=== What you are asked to do ===
Your task is to filter the data below down to the lines holding "title".

=== Entries provided ===
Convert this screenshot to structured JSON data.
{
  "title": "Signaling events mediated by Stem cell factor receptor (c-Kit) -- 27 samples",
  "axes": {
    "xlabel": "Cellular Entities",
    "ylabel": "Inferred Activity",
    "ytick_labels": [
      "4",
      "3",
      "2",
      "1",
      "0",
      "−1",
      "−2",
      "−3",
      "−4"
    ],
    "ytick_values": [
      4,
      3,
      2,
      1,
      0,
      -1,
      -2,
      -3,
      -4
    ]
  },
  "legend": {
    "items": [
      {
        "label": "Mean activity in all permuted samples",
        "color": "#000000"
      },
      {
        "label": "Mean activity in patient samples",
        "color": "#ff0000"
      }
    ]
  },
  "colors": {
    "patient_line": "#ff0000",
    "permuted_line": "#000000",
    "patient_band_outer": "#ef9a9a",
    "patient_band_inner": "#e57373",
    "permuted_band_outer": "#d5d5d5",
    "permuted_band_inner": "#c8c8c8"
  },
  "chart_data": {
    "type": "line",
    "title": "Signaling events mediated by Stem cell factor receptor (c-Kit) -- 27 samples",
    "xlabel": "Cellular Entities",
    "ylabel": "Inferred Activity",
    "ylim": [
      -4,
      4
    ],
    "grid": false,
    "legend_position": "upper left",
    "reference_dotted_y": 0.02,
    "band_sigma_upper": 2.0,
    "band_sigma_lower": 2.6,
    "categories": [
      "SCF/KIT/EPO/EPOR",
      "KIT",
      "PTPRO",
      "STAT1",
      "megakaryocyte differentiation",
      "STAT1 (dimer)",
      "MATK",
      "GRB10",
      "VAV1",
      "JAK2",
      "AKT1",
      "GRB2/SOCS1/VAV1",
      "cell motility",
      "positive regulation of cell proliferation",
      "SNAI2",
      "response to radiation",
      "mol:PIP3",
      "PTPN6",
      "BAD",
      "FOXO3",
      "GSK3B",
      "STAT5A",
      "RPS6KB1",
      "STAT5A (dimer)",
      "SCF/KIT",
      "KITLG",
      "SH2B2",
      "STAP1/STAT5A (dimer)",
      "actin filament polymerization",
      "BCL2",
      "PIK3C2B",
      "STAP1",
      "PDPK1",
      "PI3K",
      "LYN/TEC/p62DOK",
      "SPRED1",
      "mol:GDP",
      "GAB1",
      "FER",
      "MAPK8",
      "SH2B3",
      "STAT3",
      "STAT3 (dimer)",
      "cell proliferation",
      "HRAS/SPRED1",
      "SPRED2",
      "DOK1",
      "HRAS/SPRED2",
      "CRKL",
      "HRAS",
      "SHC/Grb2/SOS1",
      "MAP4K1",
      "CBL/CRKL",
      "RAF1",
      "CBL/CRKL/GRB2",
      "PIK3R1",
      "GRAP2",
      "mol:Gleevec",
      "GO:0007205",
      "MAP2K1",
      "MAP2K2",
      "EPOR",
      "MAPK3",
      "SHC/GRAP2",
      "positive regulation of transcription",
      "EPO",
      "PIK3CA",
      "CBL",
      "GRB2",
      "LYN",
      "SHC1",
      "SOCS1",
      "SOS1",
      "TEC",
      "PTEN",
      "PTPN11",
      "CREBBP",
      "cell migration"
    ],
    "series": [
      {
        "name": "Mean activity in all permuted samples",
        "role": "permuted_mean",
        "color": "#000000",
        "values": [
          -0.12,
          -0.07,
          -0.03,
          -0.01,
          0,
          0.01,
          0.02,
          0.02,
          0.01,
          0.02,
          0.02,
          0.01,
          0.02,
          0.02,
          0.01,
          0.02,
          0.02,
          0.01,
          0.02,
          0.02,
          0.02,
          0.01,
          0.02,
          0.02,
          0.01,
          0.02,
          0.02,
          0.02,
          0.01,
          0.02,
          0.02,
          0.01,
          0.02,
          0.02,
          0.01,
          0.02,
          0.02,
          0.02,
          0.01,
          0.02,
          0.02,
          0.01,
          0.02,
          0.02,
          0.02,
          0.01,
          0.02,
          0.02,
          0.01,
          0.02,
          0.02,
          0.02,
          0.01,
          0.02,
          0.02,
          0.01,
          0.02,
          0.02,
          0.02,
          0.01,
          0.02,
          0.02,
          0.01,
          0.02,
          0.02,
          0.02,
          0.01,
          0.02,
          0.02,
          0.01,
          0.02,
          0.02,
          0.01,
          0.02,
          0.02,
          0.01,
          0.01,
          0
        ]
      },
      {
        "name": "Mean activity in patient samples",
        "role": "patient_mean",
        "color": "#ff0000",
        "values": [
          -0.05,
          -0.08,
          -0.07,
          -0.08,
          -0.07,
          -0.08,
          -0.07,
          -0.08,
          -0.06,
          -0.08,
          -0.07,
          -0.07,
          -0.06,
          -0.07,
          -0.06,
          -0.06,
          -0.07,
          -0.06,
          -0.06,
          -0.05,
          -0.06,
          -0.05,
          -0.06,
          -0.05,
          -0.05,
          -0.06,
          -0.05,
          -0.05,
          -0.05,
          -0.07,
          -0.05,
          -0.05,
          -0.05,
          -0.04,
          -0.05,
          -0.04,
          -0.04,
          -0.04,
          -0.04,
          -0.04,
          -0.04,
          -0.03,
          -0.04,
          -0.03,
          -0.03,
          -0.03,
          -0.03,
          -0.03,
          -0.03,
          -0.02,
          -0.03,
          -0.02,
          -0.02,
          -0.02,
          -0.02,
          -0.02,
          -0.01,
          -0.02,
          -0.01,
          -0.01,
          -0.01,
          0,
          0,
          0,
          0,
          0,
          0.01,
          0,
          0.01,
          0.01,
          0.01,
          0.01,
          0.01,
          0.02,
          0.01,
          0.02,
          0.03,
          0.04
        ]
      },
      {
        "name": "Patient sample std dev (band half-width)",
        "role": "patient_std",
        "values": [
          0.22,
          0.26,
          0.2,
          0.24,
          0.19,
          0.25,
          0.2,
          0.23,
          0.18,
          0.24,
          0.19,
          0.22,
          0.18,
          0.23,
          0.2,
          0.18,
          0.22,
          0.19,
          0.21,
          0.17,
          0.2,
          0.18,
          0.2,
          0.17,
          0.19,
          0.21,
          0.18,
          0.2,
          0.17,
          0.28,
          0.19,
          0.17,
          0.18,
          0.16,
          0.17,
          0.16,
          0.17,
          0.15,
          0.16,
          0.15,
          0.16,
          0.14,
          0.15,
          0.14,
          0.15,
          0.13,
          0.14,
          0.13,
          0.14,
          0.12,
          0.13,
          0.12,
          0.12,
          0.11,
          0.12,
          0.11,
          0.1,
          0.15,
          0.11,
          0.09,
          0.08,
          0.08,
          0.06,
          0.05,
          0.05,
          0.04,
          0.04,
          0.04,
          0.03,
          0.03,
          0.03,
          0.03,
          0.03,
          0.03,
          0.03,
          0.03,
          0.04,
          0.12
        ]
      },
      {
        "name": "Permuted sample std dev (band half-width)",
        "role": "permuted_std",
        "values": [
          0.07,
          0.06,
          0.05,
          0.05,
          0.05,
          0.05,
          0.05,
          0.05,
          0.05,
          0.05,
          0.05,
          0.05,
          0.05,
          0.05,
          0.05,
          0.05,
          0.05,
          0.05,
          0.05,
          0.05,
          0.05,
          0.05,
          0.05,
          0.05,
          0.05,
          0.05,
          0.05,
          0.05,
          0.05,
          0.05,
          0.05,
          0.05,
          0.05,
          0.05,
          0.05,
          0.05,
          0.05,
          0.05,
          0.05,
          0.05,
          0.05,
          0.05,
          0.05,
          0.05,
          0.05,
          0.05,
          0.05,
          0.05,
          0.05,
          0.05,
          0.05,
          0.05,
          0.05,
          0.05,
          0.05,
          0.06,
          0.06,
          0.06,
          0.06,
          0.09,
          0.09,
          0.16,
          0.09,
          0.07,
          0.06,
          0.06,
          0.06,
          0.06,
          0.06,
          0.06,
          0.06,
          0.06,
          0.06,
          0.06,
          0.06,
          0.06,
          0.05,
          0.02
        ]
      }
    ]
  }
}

=== Answer ===
  "title": "Signaling events mediated by Stem cell factor receptor (c-Kit) -- 27 samples",
    "title": "Signaling events mediated by Stem cell factor receptor (c-Kit) -- 27 samples",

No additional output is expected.